BEGIN Entries shown
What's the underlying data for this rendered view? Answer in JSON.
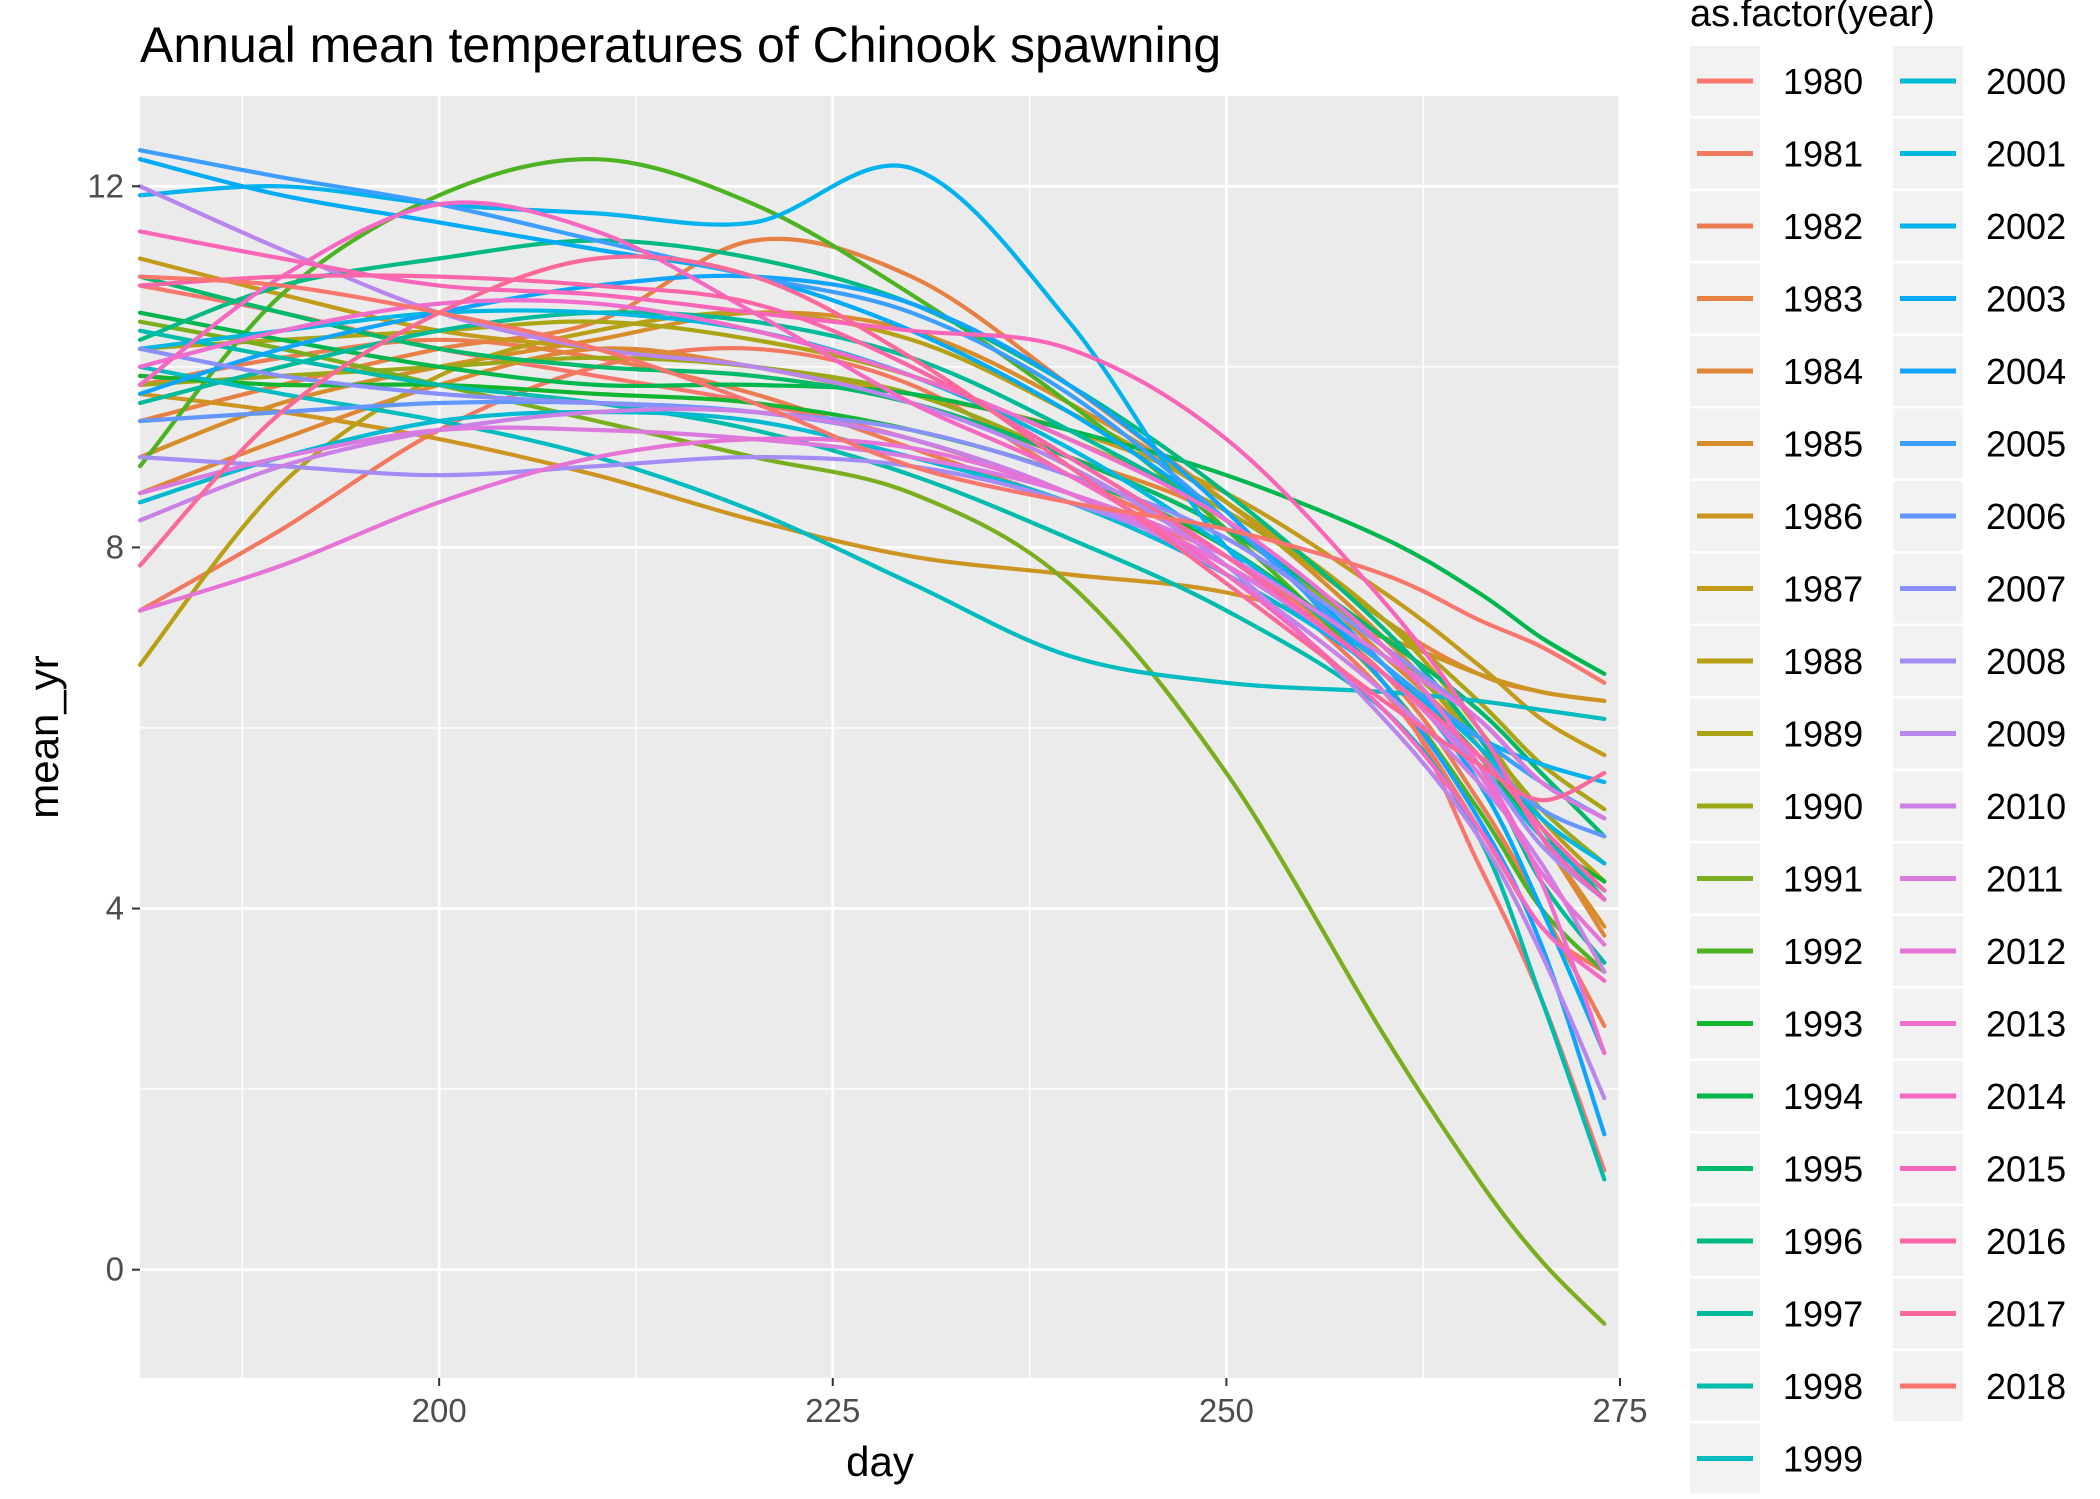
{
  "chart_data": {
    "type": "line",
    "title": "Annual mean temperatures of Chinook spawning",
    "xlabel": "day",
    "ylabel": "mean_yr",
    "xlim": [
      181,
      275
    ],
    "ylim": [
      -1.2,
      13.0
    ],
    "x_ticks": [
      200,
      225,
      250,
      275
    ],
    "y_ticks": [
      0,
      4,
      8,
      12
    ],
    "grid": true,
    "legend": {
      "title": "as.factor(year)",
      "placement": "right"
    },
    "x": [
      181,
      190,
      200,
      210,
      220,
      230,
      240,
      250,
      260,
      266,
      270,
      274
    ],
    "series": [
      {
        "name": "1980",
        "color": "#F8766D",
        "values": [
          10.9,
          10.6,
          10.2,
          9.9,
          9.6,
          9.2,
          8.6,
          7.8,
          6.5,
          4.5,
          3.0,
          1.1
        ]
      },
      {
        "name": "1981",
        "color": "#F2795F",
        "values": [
          7.3,
          8.2,
          9.3,
          10.0,
          10.2,
          9.8,
          8.8,
          7.9,
          6.4,
          4.9,
          3.8,
          3.3
        ]
      },
      {
        "name": "1982",
        "color": "#EC7C51",
        "values": [
          9.8,
          10.1,
          10.3,
          10.1,
          9.7,
          9.1,
          8.5,
          7.9,
          6.6,
          5.2,
          4.0,
          2.7
        ]
      },
      {
        "name": "1983",
        "color": "#E68043",
        "values": [
          9.4,
          9.8,
          10.2,
          10.5,
          11.4,
          11.0,
          9.8,
          8.5,
          7.2,
          6.6,
          6.4,
          6.3
        ]
      },
      {
        "name": "1984",
        "color": "#DF8737",
        "values": [
          8.6,
          9.2,
          9.8,
          10.2,
          10.0,
          9.6,
          9.0,
          8.3,
          6.8,
          5.8,
          4.8,
          3.7
        ]
      },
      {
        "name": "1985",
        "color": "#D78D2C",
        "values": [
          9.0,
          9.6,
          10.0,
          10.3,
          10.6,
          10.4,
          9.6,
          8.5,
          7.0,
          5.8,
          4.8,
          3.8
        ]
      },
      {
        "name": "1986",
        "color": "#CE9422",
        "values": [
          9.7,
          9.5,
          9.2,
          8.8,
          8.3,
          7.9,
          7.7,
          7.5,
          7.0,
          6.6,
          6.4,
          6.3
        ]
      },
      {
        "name": "1987",
        "color": "#C49A1B",
        "values": [
          11.2,
          10.8,
          10.4,
          10.2,
          10.0,
          9.7,
          9.3,
          8.6,
          7.5,
          6.7,
          6.1,
          5.7
        ]
      },
      {
        "name": "1988",
        "color": "#B8A016",
        "values": [
          6.7,
          8.7,
          9.9,
          10.4,
          10.6,
          10.3,
          9.5,
          8.5,
          7.2,
          6.0,
          5.0,
          4.3
        ]
      },
      {
        "name": "1989",
        "color": "#ABA414",
        "values": [
          10.2,
          10.3,
          10.4,
          10.5,
          10.3,
          9.9,
          9.2,
          8.4,
          7.2,
          6.3,
          5.6,
          5.1
        ]
      },
      {
        "name": "1990",
        "color": "#9CA817",
        "values": [
          9.8,
          9.9,
          10.0,
          10.1,
          10.0,
          9.7,
          9.0,
          8.2,
          6.9,
          5.9,
          5.1,
          4.5
        ]
      },
      {
        "name": "1991",
        "color": "#7BAE1E",
        "values": [
          10.5,
          10.2,
          9.8,
          9.4,
          9.0,
          8.6,
          7.6,
          5.5,
          2.6,
          1.0,
          0.1,
          -0.6
        ]
      },
      {
        "name": "1992",
        "color": "#4EB323",
        "values": [
          8.9,
          10.8,
          11.9,
          12.3,
          11.8,
          10.8,
          9.6,
          8.2,
          6.5,
          5.1,
          4.0,
          3.3
        ]
      },
      {
        "name": "1993",
        "color": "#11B530",
        "values": [
          9.9,
          9.8,
          9.8,
          9.7,
          9.6,
          9.3,
          8.8,
          8.0,
          6.7,
          5.7,
          4.8,
          4.3
        ]
      },
      {
        "name": "1994",
        "color": "#00B74E",
        "values": [
          10.6,
          10.3,
          10.0,
          9.8,
          9.8,
          9.7,
          9.3,
          8.8,
          8.1,
          7.5,
          7.0,
          6.6
        ]
      },
      {
        "name": "1995",
        "color": "#00B96A",
        "values": [
          11.0,
          10.6,
          10.2,
          10.0,
          9.9,
          9.6,
          9.0,
          8.2,
          7.0,
          6.2,
          5.5,
          4.8
        ]
      },
      {
        "name": "1996",
        "color": "#00BA82",
        "values": [
          10.3,
          10.9,
          11.2,
          11.4,
          11.2,
          10.7,
          9.8,
          8.6,
          7.1,
          5.9,
          4.9,
          4.1
        ]
      },
      {
        "name": "1997",
        "color": "#00BB99",
        "values": [
          9.6,
          10.0,
          10.4,
          10.6,
          10.5,
          10.1,
          9.3,
          8.3,
          6.9,
          5.6,
          4.3,
          3.4
        ]
      },
      {
        "name": "1998",
        "color": "#00BCAD",
        "values": [
          10.4,
          10.1,
          9.8,
          9.6,
          9.3,
          8.8,
          8.1,
          7.3,
          6.2,
          4.8,
          3.0,
          1.0
        ]
      },
      {
        "name": "1999",
        "color": "#00BCC1",
        "values": [
          10.0,
          9.7,
          9.4,
          9.0,
          8.4,
          7.6,
          6.8,
          6.5,
          6.4,
          6.3,
          6.2,
          6.1
        ]
      },
      {
        "name": "2000",
        "color": "#00BAD2",
        "values": [
          8.5,
          9.0,
          9.4,
          9.5,
          9.4,
          9.0,
          8.5,
          7.7,
          6.6,
          5.6,
          4.8,
          4.2
        ]
      },
      {
        "name": "2001",
        "color": "#00B7E1",
        "values": [
          10.2,
          10.4,
          10.6,
          10.6,
          10.4,
          9.9,
          9.1,
          8.0,
          6.7,
          5.8,
          5.0,
          4.5
        ]
      },
      {
        "name": "2002",
        "color": "#00B2EE",
        "values": [
          11.9,
          12.0,
          11.8,
          11.7,
          11.6,
          12.2,
          10.5,
          8.0,
          6.6,
          5.9,
          5.6,
          5.4
        ]
      },
      {
        "name": "2003",
        "color": "#00ABF8",
        "values": [
          12.3,
          11.9,
          11.6,
          11.3,
          11.0,
          10.4,
          9.5,
          8.3,
          6.7,
          5.4,
          4.0,
          2.4
        ]
      },
      {
        "name": "2004",
        "color": "#11A4FE",
        "values": [
          9.7,
          10.2,
          10.6,
          10.9,
          11.0,
          10.7,
          9.8,
          8.4,
          6.5,
          5.0,
          3.6,
          1.5
        ]
      },
      {
        "name": "2005",
        "color": "#3C9EFF",
        "values": [
          12.4,
          12.1,
          11.8,
          11.4,
          11.0,
          10.6,
          9.7,
          8.3,
          6.7,
          5.9,
          5.4,
          5.0
        ]
      },
      {
        "name": "2006",
        "color": "#6496FF",
        "values": [
          9.4,
          9.5,
          9.6,
          9.6,
          9.5,
          9.2,
          8.6,
          7.8,
          6.6,
          5.7,
          5.1,
          4.8
        ]
      },
      {
        "name": "2007",
        "color": "#8990FB",
        "values": [
          10.2,
          9.9,
          9.7,
          9.6,
          9.5,
          9.3,
          8.8,
          8.1,
          6.9,
          6.1,
          5.4,
          5.0
        ]
      },
      {
        "name": "2008",
        "color": "#A48CF5",
        "values": [
          9.0,
          8.9,
          8.8,
          8.9,
          9.0,
          8.9,
          8.5,
          7.8,
          6.6,
          5.6,
          4.7,
          4.1
        ]
      },
      {
        "name": "2009",
        "color": "#B986EE",
        "values": [
          12.0,
          11.3,
          10.6,
          10.2,
          10.0,
          9.6,
          8.9,
          7.8,
          6.1,
          4.8,
          3.5,
          1.9
        ]
      },
      {
        "name": "2010",
        "color": "#CB80E6",
        "values": [
          8.3,
          8.9,
          9.3,
          9.5,
          9.5,
          9.2,
          8.6,
          7.7,
          6.4,
          5.4,
          4.5,
          3.3
        ]
      },
      {
        "name": "2011",
        "color": "#DA7ADE",
        "values": [
          8.6,
          9.0,
          9.3,
          9.3,
          9.2,
          9.0,
          8.6,
          7.9,
          6.8,
          6.1,
          5.4,
          5.0
        ]
      },
      {
        "name": "2012",
        "color": "#E673D6",
        "values": [
          7.3,
          7.8,
          8.5,
          9.0,
          9.2,
          9.1,
          8.6,
          7.8,
          6.6,
          5.5,
          4.4,
          3.6
        ]
      },
      {
        "name": "2013",
        "color": "#EF6ECD",
        "values": [
          10.0,
          10.4,
          10.7,
          10.7,
          10.4,
          9.9,
          9.2,
          8.3,
          6.9,
          5.6,
          4.3,
          2.4
        ]
      },
      {
        "name": "2014",
        "color": "#F569C3",
        "values": [
          9.8,
          11.0,
          11.8,
          11.5,
          10.6,
          9.6,
          8.8,
          7.7,
          6.2,
          4.9,
          3.8,
          3.2
        ]
      },
      {
        "name": "2015",
        "color": "#F966B8",
        "values": [
          11.5,
          11.2,
          10.9,
          10.8,
          10.6,
          10.4,
          10.2,
          9.2,
          7.4,
          6.0,
          4.8,
          4.1
        ]
      },
      {
        "name": "2016",
        "color": "#FB66A9",
        "values": [
          10.9,
          11.0,
          11.0,
          10.9,
          10.7,
          10.0,
          9.0,
          7.9,
          6.6,
          5.7,
          4.9,
          4.2
        ]
      },
      {
        "name": "2017",
        "color": "#FA6999",
        "values": [
          7.8,
          9.5,
          10.6,
          11.2,
          11.0,
          10.1,
          8.9,
          7.6,
          6.3,
          5.6,
          5.2,
          5.5
        ]
      },
      {
        "name": "2018",
        "color": "#F8766D",
        "values": [
          11.0,
          10.9,
          10.6,
          10.2,
          9.6,
          8.9,
          8.5,
          8.2,
          7.7,
          7.2,
          6.9,
          6.5
        ]
      }
    ]
  }
}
END Entries shown
◆ **What is asked**: Locate the word "title" in the records and collect each line it appears in.

◆ **Finished exercise**:
    "title": "Annual mean temperatures of Chinook spawning",
      "title": "as.factor(year)",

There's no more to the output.